* _Goal_
In this exercise, reproduce all the entries that follow exactly.

Figure content listings
■ ■ ■ ■ ■ ■ ■

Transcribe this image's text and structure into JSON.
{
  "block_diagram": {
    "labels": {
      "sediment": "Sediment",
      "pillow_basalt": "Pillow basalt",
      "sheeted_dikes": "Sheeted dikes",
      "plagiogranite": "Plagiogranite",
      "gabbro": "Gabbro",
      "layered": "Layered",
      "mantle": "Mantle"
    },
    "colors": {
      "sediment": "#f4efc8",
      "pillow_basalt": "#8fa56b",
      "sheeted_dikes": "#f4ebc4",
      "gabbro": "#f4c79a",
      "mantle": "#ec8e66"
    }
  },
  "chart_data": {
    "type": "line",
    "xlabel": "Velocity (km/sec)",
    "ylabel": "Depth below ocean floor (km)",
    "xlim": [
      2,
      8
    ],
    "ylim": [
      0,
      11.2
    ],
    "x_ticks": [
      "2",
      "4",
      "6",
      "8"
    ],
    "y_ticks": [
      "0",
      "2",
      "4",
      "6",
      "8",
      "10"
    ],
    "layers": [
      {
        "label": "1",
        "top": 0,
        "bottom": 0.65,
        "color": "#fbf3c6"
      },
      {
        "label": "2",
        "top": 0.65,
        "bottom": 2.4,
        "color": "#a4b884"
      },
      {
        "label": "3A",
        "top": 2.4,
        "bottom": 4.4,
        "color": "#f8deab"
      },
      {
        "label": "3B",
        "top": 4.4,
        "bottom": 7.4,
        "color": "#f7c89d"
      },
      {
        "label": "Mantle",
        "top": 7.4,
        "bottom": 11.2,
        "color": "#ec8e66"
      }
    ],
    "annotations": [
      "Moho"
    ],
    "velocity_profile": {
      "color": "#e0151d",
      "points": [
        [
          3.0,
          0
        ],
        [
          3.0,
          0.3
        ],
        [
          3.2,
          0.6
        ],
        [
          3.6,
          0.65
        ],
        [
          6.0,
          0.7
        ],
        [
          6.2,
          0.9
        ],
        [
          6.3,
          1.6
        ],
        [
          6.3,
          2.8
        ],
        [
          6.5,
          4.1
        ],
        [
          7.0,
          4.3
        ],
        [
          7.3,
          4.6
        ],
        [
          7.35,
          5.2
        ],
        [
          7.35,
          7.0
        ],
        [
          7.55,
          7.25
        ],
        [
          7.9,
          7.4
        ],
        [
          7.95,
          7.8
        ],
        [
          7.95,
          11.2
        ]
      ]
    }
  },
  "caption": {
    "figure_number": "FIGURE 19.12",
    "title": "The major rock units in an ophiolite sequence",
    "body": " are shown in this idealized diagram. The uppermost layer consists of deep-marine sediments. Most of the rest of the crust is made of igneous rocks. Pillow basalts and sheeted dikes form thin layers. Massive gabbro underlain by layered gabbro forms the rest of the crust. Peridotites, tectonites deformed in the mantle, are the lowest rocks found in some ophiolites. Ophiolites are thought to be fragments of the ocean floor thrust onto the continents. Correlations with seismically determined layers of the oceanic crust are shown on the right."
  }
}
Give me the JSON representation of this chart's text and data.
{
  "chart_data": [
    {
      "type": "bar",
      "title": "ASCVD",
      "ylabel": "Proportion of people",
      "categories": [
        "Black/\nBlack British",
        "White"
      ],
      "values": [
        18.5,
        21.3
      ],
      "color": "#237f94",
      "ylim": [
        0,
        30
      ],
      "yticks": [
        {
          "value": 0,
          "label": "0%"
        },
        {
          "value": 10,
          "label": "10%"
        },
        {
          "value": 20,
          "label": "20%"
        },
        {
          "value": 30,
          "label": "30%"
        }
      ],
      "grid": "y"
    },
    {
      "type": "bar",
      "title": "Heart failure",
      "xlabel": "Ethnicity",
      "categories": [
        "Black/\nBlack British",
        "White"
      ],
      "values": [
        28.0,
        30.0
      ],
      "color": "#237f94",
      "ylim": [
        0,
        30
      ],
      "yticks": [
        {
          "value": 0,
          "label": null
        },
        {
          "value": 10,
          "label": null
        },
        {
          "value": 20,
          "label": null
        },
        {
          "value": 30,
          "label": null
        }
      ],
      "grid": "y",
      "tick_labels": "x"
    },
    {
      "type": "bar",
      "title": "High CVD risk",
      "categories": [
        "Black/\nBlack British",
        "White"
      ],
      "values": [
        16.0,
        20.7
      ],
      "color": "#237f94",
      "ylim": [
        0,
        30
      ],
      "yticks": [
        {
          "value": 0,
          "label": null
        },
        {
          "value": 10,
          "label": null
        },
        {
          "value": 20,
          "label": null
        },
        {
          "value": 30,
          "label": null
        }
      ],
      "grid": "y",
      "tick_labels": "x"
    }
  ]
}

■ ■ ■ ■ ■ ■ ■

* _Solution to the problem_
Transcribe this image's text and structure into JSON.
{
  "block_diagram": {
    "labels": {
      "sediment": "Sediment",
      "pillow_basalt": "Pillow basalt",
      "sheeted_dikes": "Sheeted dikes",
      "plagiogranite": "Plagiogranite",
      "gabbro": "Gabbro",
      "layered": "Layered",
      "mantle": "Mantle"
    },
    "colors": {
      "sediment": "#f4efc8",
      "pillow_basalt": "#8fa56b",
      "sheeted_dikes": "#f4ebc4",
      "gabbro": "#f4c79a",
      "mantle": "#ec8e66"
    }
  },
  "chart_data": {
    "type": "line",
    "xlabel": "Velocity (km/sec)",
    "ylabel": "Depth below ocean floor (km)",
    "xlim": [
      2,
      8
    ],
    "ylim": [
      0,
      11.2
    ],
    "x_ticks": [
      "2",
      "4",
      "6",
      "8"
    ],
    "y_ticks": [
      "0",
      "2",
      "4",
      "6",
      "8",
      "10"
    ],
    "layers": [
      {
        "label": "1",
        "top": 0,
        "bottom": 0.65,
        "color": "#fbf3c6"
      },
      {
        "label": "2",
        "top": 0.65,
        "bottom": 2.4,
        "color": "#a4b884"
      },
      {
        "label": "3A",
        "top": 2.4,
        "bottom": 4.4,
        "color": "#f8deab"
      },
      {
        "label": "3B",
        "top": 4.4,
        "bottom": 7.4,
        "color": "#f7c89d"
      },
      {
        "label": "Mantle",
        "top": 7.4,
        "bottom": 11.2,
        "color": "#ec8e66"
      }
    ],
    "annotations": [
      "Moho"
    ],
    "velocity_profile": {
      "color": "#e0151d",
      "points": [
        [
          3.0,
          0
        ],
        [
          3.0,
          0.3
        ],
        [
          3.2,
          0.6
        ],
        [
          3.6,
          0.65
        ],
        [
          6.0,
          0.7
        ],
        [
          6.2,
          0.9
        ],
        [
          6.3,
          1.6
        ],
        [
          6.3,
          2.8
        ],
        [
          6.5,
          4.1
        ],
        [
          7.0,
          4.3
        ],
        [
          7.3,
          4.6
        ],
        [
          7.35,
          5.2
        ],
        [
          7.35,
          7.0
        ],
        [
          7.55,
          7.25
        ],
        [
          7.9,
          7.4
        ],
        [
          7.95,
          7.8
        ],
        [
          7.95,
          11.2
        ]
      ]
    }
  },
  "caption": {
    "figure_number": "FIGURE 19.12",
    "title": "The major rock units in an ophiolite sequence",
    "body": " are shown in this idealized diagram. The uppermost layer consists of deep-marine sediments. Most of the rest of the crust is made of igneous rocks. Pillow basalts and sheeted dikes form thin layers. Massive gabbro underlain by layered gabbro forms the rest of the crust. Peridotites, tectonites deformed in the mantle, are the lowest rocks found in some ophiolites. Ophiolites are thought to be fragments of the ocean floor thrust onto the continents. Correlations with seismically determined layers of the oceanic crust are shown on the right."
  }
}
Give me the JSON representation of this chart's text and data.
{
  "chart_data": [
    {
      "type": "bar",
      "title": "ASCVD",
      "ylabel": "Proportion of people",
      "categories": [
        "Black/\nBlack British",
        "White"
      ],
      "values": [
        18.5,
        21.3
      ],
      "color": "#237f94",
      "ylim": [
        0,
        30
      ],
      "yticks": [
        {
          "value": 0,
          "label": "0%"
        },
        {
          "value": 10,
          "label": "10%"
        },
        {
          "value": 20,
          "label": "20%"
        },
        {
          "value": 30,
          "label": "30%"
        }
      ],
      "grid": "y"
    },
    {
      "type": "bar",
      "title": "Heart failure",
      "xlabel": "Ethnicity",
      "categories": [
        "Black/\nBlack British",
        "White"
      ],
      "values": [
        28.0,
        30.0
      ],
      "color": "#237f94",
      "ylim": [
        0,
        30
      ],
      "yticks": [
        {
          "value": 0,
          "label": null
        },
        {
          "value": 10,
          "label": null
        },
        {
          "value": 20,
          "label": null
        },
        {
          "value": 30,
          "label": null
        }
      ],
      "grid": "y",
      "tick_labels": "x"
    },
    {
      "type": "bar",
      "title": "High CVD risk",
      "categories": [
        "Black/\nBlack British",
        "White"
      ],
      "values": [
        16.0,
        20.7
      ],
      "color": "#237f94",
      "ylim": [
        0,
        30
      ],
      "yticks": [
        {
          "value": 0,
          "label": null
        },
        {
          "value": 10,
          "label": null
        },
        {
          "value": 20,
          "label": null
        },
        {
          "value": 30,
          "label": null
        }
      ],
      "grid": "y",
      "tick_labels": "x"
    }
  ]
}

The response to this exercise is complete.